* **TASK TO COMPLETE**
Filter the entries and keep only the lines where the string "można" appears.

(Rows from a dataset)
>> Start
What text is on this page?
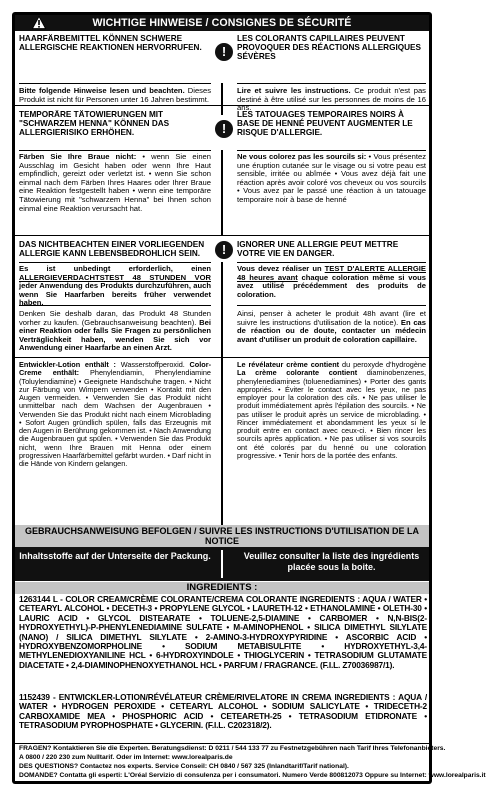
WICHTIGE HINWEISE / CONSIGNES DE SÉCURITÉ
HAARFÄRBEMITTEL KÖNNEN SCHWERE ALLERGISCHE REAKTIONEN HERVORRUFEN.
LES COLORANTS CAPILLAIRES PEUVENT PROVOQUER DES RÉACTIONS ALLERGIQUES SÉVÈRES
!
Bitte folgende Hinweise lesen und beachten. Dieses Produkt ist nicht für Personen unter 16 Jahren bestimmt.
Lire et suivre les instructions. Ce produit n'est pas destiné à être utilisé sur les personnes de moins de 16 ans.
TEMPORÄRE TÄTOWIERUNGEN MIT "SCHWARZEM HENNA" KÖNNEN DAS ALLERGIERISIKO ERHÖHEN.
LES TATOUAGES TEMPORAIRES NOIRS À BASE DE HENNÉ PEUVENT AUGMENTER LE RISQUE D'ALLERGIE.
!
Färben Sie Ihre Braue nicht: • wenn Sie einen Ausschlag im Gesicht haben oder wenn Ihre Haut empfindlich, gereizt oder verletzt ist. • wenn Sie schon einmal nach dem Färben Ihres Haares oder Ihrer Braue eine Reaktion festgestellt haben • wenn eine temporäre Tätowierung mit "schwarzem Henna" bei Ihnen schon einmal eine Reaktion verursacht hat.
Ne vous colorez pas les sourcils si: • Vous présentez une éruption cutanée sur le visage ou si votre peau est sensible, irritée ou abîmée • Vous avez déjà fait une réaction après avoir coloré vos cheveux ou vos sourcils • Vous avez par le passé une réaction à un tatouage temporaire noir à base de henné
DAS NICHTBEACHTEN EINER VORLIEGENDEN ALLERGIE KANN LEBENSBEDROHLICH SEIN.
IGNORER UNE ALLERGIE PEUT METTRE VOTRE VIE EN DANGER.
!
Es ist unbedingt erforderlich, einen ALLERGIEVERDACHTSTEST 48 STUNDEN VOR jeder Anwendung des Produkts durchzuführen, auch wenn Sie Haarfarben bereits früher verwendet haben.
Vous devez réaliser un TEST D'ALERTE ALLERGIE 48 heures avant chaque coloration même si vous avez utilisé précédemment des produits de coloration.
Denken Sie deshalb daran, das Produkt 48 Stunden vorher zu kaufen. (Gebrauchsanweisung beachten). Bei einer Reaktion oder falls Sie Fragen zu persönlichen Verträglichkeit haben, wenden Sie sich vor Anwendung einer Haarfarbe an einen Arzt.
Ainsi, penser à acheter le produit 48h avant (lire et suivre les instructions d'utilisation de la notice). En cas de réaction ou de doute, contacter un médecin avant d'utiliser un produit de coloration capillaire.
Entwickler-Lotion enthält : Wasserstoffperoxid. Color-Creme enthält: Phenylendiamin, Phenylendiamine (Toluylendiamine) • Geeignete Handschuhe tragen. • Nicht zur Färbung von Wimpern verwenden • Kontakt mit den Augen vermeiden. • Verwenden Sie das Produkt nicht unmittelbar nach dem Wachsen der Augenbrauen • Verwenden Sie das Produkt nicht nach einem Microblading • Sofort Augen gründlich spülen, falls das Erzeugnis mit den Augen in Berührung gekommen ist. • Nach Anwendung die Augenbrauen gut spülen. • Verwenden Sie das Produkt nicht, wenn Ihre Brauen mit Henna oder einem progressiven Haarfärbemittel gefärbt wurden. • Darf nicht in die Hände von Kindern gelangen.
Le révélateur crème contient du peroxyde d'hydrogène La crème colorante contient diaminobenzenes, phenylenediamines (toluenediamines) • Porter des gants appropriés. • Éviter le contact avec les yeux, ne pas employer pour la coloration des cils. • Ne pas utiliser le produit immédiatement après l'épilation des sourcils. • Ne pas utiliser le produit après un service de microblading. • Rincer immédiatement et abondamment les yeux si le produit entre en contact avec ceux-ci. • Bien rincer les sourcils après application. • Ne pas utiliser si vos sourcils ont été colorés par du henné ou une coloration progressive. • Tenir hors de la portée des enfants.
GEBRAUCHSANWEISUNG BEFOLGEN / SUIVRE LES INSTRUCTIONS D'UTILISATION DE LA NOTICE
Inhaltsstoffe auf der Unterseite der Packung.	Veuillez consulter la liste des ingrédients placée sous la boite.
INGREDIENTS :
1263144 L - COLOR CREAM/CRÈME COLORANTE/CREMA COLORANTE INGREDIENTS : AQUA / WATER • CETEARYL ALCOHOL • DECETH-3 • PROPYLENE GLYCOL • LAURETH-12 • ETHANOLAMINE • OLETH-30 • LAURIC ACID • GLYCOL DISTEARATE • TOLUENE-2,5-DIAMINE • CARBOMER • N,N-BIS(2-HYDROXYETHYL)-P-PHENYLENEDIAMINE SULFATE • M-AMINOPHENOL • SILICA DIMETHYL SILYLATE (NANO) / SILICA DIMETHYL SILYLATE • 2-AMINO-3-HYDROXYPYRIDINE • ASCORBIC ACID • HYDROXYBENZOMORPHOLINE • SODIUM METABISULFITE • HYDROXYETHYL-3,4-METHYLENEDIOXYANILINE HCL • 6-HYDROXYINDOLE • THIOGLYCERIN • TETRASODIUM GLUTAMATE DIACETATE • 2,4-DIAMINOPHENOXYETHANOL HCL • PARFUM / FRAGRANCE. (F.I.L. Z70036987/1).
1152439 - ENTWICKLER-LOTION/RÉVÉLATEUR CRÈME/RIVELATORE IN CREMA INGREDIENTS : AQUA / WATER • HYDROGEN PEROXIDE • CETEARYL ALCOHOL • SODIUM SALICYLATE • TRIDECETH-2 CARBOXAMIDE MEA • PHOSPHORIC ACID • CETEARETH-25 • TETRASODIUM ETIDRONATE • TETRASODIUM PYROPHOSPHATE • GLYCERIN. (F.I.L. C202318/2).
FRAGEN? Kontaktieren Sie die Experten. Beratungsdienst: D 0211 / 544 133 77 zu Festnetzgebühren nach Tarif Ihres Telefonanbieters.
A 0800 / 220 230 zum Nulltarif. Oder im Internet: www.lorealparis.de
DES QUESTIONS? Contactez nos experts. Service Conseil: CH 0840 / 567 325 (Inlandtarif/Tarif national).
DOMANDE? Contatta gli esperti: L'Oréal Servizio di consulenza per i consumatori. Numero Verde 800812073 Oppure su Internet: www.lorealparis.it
>> End
>> Start
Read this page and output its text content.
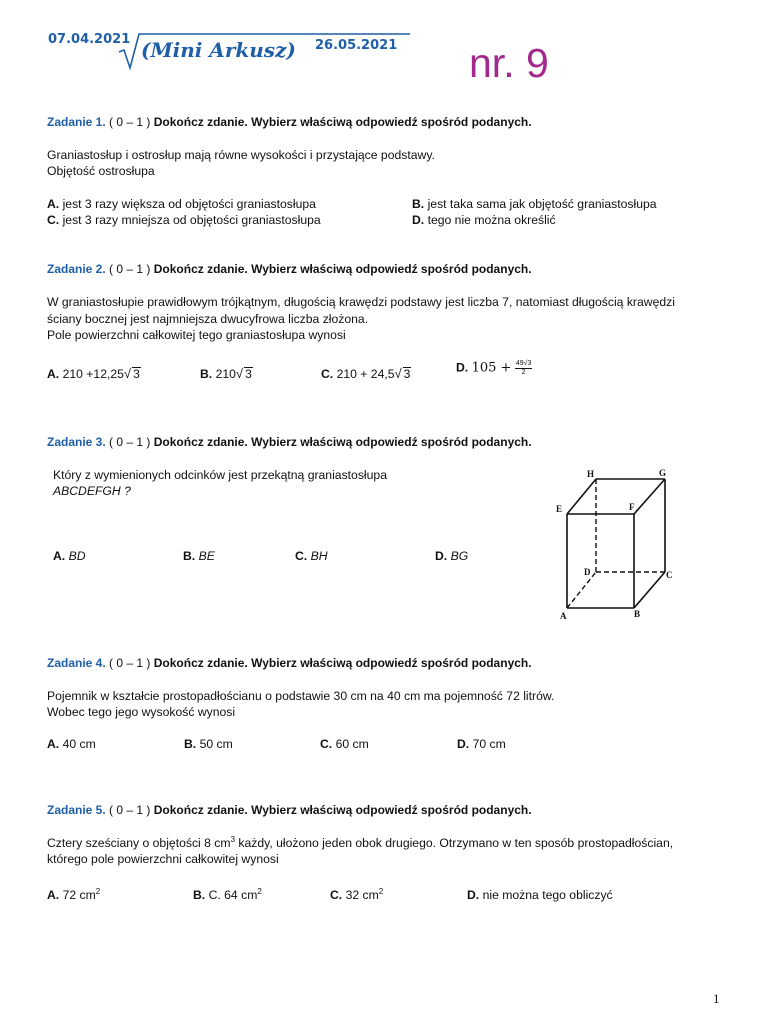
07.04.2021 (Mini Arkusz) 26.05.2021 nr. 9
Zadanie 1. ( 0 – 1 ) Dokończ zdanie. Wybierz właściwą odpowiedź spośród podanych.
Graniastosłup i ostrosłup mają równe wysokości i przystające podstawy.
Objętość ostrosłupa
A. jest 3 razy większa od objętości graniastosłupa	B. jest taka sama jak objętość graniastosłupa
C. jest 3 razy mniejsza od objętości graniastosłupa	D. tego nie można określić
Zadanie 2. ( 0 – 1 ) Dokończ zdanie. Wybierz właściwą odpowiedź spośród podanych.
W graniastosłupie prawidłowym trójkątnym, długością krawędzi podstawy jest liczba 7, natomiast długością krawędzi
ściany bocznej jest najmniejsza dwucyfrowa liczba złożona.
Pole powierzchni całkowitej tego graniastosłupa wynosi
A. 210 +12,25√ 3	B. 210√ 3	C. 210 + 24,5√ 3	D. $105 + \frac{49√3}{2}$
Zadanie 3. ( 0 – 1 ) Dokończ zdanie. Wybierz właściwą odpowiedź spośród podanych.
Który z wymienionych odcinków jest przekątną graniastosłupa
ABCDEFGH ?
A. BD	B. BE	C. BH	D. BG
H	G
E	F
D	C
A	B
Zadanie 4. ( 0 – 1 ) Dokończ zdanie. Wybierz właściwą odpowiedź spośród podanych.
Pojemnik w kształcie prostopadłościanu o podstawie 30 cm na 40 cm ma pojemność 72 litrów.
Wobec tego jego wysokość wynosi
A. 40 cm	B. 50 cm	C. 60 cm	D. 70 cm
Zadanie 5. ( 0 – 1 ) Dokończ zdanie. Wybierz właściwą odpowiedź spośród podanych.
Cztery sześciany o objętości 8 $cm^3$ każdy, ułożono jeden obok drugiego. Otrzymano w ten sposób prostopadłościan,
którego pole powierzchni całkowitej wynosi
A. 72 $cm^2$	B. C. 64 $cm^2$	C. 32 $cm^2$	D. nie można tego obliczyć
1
>> End
* **RESULT OF THE EXERCISE**
C. jest 3 razy mniejsza od objętości graniastosłupa	D. tego nie można określić
A. 72 $cm^2$	B. C. 64 $cm^2$	C. 32 $cm^2$	D. nie można tego obliczyć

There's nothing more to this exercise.